▸ What you should do: Output each entry below as it stands, leaving out every picture.

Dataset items
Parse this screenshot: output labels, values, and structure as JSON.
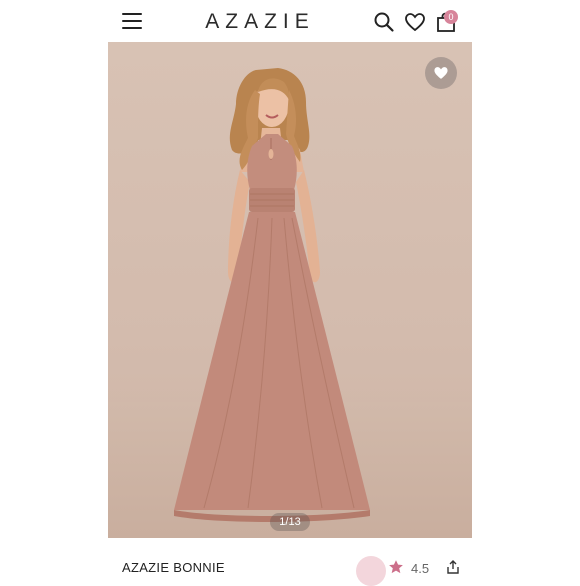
{
  "header": {
    "brand": "AZAZIE",
    "cart_count": "0"
  },
  "gallery": {
    "counter": "1/13"
  },
  "product": {
    "name": "AZAZIE BONNIE",
    "rating": "4.5"
  },
  "colors": {
    "accent": "#d7849a",
    "dress": "#c08a7a",
    "background": "#d8c2b4"
  },
  "icons": [
    "menu-icon",
    "search-icon",
    "heart-icon",
    "bag-icon",
    "star-icon",
    "share-icon"
  ]
}
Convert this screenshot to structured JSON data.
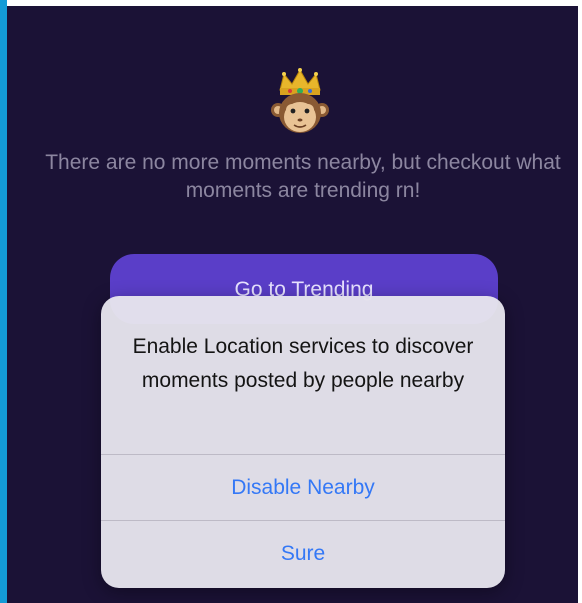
{
  "empty_state": {
    "icon": "crowned-monkey-emoji",
    "message": "There are no more moments nearby, but checkout what moments are trending rn!"
  },
  "trending_button": {
    "label": "Go to Trending"
  },
  "location_dialog": {
    "message": "Enable Location services to discover moments posted by people nearby",
    "actions": [
      {
        "label": "Disable Nearby"
      },
      {
        "label": "Sure"
      }
    ]
  },
  "colors": {
    "background": "#1b1236",
    "accent": "#5a3ec8",
    "action_blue": "#3478f6"
  }
}
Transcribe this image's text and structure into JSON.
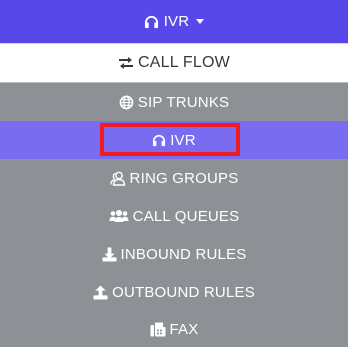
{
  "dropdown": {
    "toggle_label": "IVR",
    "toggle_icon": "headphones-icon"
  },
  "menu": {
    "items": [
      {
        "label": "CALL FLOW",
        "icon": "exchange-arrows-icon",
        "state": "highlighted"
      },
      {
        "label": "SIP TRUNKS",
        "icon": "globe-icon",
        "state": "normal"
      },
      {
        "label": "IVR",
        "icon": "headphones-icon",
        "state": "selected"
      },
      {
        "label": "RING GROUPS",
        "icon": "user-group-outline-icon",
        "state": "normal"
      },
      {
        "label": "CALL QUEUES",
        "icon": "users-icon",
        "state": "normal"
      },
      {
        "label": "INBOUND RULES",
        "icon": "download-icon",
        "state": "normal"
      },
      {
        "label": "OUTBOUND RULES",
        "icon": "upload-icon",
        "state": "normal"
      },
      {
        "label": "FAX",
        "icon": "fax-icon",
        "state": "normal"
      }
    ]
  },
  "colors": {
    "accent": "#5948e9",
    "selected": "#7a6cf0",
    "menu_bg": "#8d9196",
    "highlight_border": "#ee1c25"
  }
}
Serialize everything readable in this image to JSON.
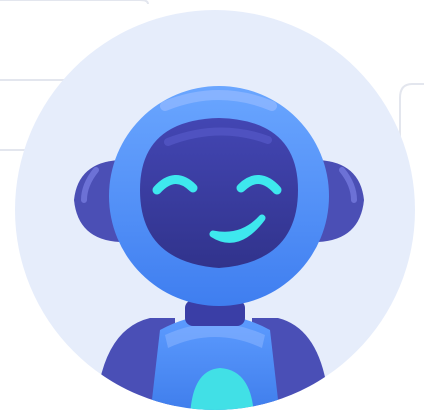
{
  "avatar": {
    "name": "robot-assistant",
    "expression": "smiling"
  },
  "colors": {
    "page_background": "#ffffff",
    "circle_background": "#e6edfb",
    "frame_line": "#e3e6ee",
    "body_light": "#4f8ff5",
    "body_mid": "#3f7ef0",
    "head_shell": "#5590f3",
    "face_plate": "#3a3ea6",
    "face_plate_dark": "#33358f",
    "ears": "#4b4fb5",
    "shoulders": "#4a4fb6",
    "face_glow": "#3ee8ee",
    "chest_screen": "#41e0e6",
    "highlight": "#8fb7ff"
  }
}
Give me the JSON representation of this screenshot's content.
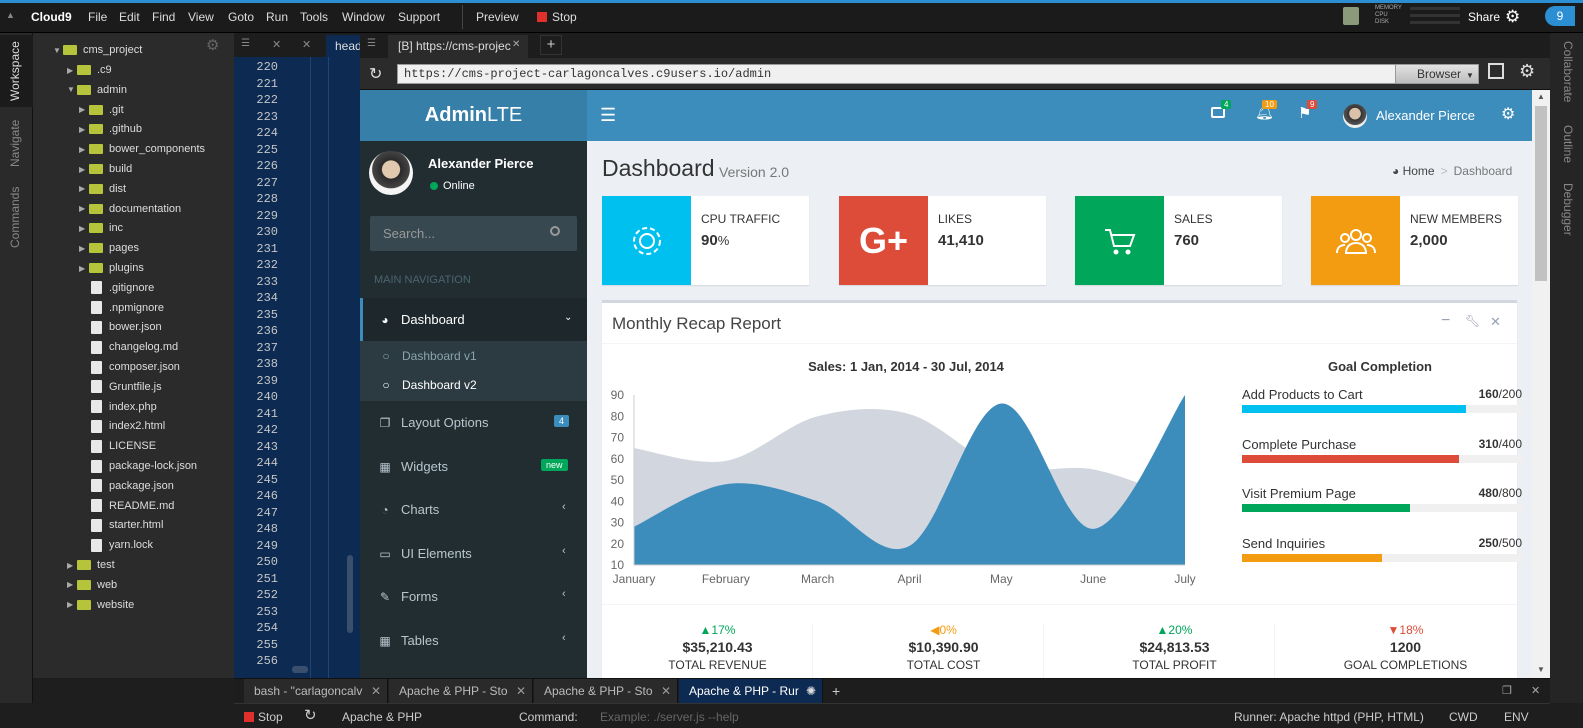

▸ Answer for this exercise:
Parse this screenshot: output labels, values, and structure as JSON.
{
  "header": {
    "brand": "AZAZIE",
    "cart_count": "0"
  },
  "gallery": {
    "counter": "1/13"
  },
  "product": {
    "name": "AZAZIE BONNIE",
    "rating": "4.5"
  },
  "colors": {
    "accent": "#d7849a",
    "dress": "#c08a7a",
    "background": "#d8c2b4"
  },
  "icons": [
    "menu-icon",
    "search-icon",
    "heart-icon",
    "bag-icon",
    "star-icon",
    "share-icon"
  ]
}
Convert this screenshot to structured JSON data.
{
  "empty_state": {
    "icon": "crowned-monkey-emoji",
    "message": "There are no more moments nearby, but checkout what moments are trending rn!"
  },
  "trending_button": {
    "label": "Go to Trending"
  },
  "location_dialog": {
    "message": "Enable Location services to discover moments posted by people nearby",
    "actions": [
      {
        "label": "Disable Nearby"
      },
      {
        "label": "Sure"
      }
    ]
  },
  "colors": {
    "background": "#1b1236",
    "accent": "#5a3ec8",
    "action_blue": "#3478f6"
  }
}
Transcribe this image's text and structure into JSON.
{
  "dropdown": {
    "toggle_label": "IVR",
    "toggle_icon": "headphones-icon"
  },
  "menu": {
    "items": [
      {
        "label": "CALL FLOW",
        "icon": "exchange-arrows-icon",
        "state": "highlighted"
      },
      {
        "label": "SIP TRUNKS",
        "icon": "globe-icon",
        "state": "normal"
      },
      {
        "label": "IVR",
        "icon": "headphones-icon",
        "state": "selected"
      },
      {
        "label": "RING GROUPS",
        "icon": "user-group-outline-icon",
        "state": "normal"
      },
      {
        "label": "CALL QUEUES",
        "icon": "users-icon",
        "state": "normal"
      },
      {
        "label": "INBOUND RULES",
        "icon": "download-icon",
        "state": "normal"
      },
      {
        "label": "OUTBOUND RULES",
        "icon": "upload-icon",
        "state": "normal"
      },
      {
        "label": "FAX",
        "icon": "fax-icon",
        "state": "normal"
      }
    ]
  },
  "colors": {
    "accent": "#5948e9",
    "selected": "#7a6cf0",
    "menu_bg": "#8d9196",
    "highlight_border": "#ee1c25"
  }
}
Serialize everything readable in this image to JSON.
{
  "avatar": {
    "name": "robot-assistant",
    "expression": "smiling"
  },
  "colors": {
    "page_background": "#ffffff",
    "circle_background": "#e6edfb",
    "frame_line": "#e3e6ee",
    "body_light": "#4f8ff5",
    "body_mid": "#3f7ef0",
    "head_shell": "#5590f3",
    "face_plate": "#3a3ea6",
    "face_plate_dark": "#33358f",
    "ears": "#4b4fb5",
    "shoulders": "#4a4fb6",
    "face_glow": "#3ee8ee",
    "chest_screen": "#41e0e6",
    "highlight": "#8fb7ff"
  }
}
Give me the JSON representation of this screenshot's content.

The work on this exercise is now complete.